━━ Excerto do documento ━━

Na Exposição de Motivos que acompanhou a Proposta de Lei nº 167/XIII, que deu origem à referida Lei nº 114/2019, consta o seguinte:
«A necessidade de clarificar determinados regimes, que originam inusitadas dificuldades interpretativas e conflitos de competência, aumentando a entropia e a morosidade, determinaram as alterações introduzidas no âmbito da jurisdição. Esclarece-se que fica excluída da jurisdição a competência para a apreciação de litígios decorrentes da prestação e fornecimento de serviços públicos essenciais. Da Lei dos Serviços Públicos (Lei n.º 23/96, de 26 de julho) resulta claramente que a matéria atinente à prestação e fornecimento dos serviços públicos aí elencados constitui uma relação de consumo típica, não se justificando que fossem submetidos à jurisdição administrativa e tributária; concomitantemente, fica agora clara a competência dos tribunais judiciais para a apreciação destes litígios de consumo.» (disponível em https://www.parlamento.pt/ActividadeParlamentar/Paginas/DetalheIniciativa.aspx?BID=43155).

━━━
━━ Dados fornecidos ━━

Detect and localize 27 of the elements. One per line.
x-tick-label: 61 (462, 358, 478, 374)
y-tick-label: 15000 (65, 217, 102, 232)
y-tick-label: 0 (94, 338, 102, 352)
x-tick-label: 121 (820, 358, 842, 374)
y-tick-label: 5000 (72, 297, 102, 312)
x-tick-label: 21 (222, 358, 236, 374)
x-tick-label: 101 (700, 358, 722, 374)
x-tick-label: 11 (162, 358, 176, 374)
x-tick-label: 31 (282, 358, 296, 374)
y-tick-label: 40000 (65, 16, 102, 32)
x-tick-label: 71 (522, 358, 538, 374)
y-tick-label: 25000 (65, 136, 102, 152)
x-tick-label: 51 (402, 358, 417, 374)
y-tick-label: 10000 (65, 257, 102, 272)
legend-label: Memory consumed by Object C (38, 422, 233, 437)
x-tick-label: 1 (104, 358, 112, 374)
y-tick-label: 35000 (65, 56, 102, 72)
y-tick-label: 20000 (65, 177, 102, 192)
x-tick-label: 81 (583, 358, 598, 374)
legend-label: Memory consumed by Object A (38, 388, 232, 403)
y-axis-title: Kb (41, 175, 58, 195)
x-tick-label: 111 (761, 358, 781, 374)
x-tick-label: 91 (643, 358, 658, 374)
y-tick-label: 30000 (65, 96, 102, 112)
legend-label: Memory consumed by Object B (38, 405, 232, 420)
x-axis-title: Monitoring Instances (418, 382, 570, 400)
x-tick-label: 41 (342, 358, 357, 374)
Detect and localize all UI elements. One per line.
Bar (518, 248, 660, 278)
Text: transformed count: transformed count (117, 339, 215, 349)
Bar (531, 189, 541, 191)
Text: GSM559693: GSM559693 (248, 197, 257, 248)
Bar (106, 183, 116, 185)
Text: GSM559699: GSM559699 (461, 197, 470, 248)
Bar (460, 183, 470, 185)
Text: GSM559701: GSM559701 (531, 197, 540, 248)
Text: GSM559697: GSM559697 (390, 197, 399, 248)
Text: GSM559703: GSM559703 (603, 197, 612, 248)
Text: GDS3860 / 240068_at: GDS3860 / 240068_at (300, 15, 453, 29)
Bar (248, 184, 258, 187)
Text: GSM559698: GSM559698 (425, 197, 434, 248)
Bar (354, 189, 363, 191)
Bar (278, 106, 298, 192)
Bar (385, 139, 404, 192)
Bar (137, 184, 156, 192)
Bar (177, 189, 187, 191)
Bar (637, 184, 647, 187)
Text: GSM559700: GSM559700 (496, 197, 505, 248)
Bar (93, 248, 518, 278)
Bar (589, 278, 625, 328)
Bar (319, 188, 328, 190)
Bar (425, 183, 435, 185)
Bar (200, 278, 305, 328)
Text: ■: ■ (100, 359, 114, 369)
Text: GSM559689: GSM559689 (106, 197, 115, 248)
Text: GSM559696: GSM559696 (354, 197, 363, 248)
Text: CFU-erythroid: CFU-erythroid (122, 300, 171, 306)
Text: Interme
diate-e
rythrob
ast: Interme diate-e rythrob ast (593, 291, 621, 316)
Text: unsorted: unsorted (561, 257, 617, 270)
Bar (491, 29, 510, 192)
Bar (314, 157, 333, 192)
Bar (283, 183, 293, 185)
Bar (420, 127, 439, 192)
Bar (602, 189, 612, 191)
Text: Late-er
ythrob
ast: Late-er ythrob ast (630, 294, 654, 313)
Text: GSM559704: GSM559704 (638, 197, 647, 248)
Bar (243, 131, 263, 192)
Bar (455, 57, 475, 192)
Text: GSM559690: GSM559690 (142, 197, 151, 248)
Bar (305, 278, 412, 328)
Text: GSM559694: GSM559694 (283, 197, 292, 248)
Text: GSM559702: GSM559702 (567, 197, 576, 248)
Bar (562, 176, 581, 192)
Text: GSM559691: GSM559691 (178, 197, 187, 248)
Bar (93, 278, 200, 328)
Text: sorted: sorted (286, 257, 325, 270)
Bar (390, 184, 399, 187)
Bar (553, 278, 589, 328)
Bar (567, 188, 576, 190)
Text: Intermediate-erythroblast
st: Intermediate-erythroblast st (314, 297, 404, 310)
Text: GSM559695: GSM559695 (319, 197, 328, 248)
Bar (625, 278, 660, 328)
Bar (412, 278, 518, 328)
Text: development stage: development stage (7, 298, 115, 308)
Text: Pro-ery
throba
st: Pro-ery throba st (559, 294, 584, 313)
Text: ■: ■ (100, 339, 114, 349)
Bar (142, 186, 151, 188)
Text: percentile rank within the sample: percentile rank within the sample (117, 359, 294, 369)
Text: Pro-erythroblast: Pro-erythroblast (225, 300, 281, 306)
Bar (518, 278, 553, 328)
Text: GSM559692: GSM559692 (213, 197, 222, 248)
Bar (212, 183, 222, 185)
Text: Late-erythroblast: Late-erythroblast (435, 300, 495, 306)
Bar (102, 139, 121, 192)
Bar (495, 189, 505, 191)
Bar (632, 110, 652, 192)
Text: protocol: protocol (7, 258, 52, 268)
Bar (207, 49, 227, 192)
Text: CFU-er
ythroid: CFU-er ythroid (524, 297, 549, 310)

━━━

▶ Exercício A:
No excerto do documento, a que tribunais fica agora clara a competência para apreciar os litígios de consumo ligados aos serviços públicos essenciais?
▶ Exercício B:
Prossiga o excerto sobre a competência para os litígios dos serviços públicos essenciais a partir do ponto em que termina.
Os itens não têm qualquer relevância para este exercício.

▶ Resultado A:
Aos tribunais judiciais.

▶ Resultado B:
A Lei nº 23/96, de 26 de Julho, (Lei dos Serviços Públicos) dispõe no seu art. 1º:
1 - A presente lei consagra regras a que deve obedecer a prestação de serviços públicos essenciais em ordem à protecção do utente.
2 - São os seguintes os serviços públicos abrangidos: (…)
d) Serviço de comunicações electrónicas; (…)
3 - Considera-se utente, para os efeitos previstos nesta lei, a pessoa singular ou colectiva a quem o prestador do serviço se obriga a prestá-lo.
4 - Considera-se prestador dos serviços abrangidos pela presente lei toda a entidade pública ou privada que preste ao utente qualquer dos serviços referidos no n.º 2, independentemente da sua natureza jurídica, do título a que o faça ou da existência ou não de contrato de concessão.
Tem sido reafirmado por este Tribunal, e constitui entendimento jurisprudencial e doutrinário pacífico, que a competência material do tribunal se afere em função do modo como o autor configura a acção e que a mesma se fixa no momento em que a mesma é proposta.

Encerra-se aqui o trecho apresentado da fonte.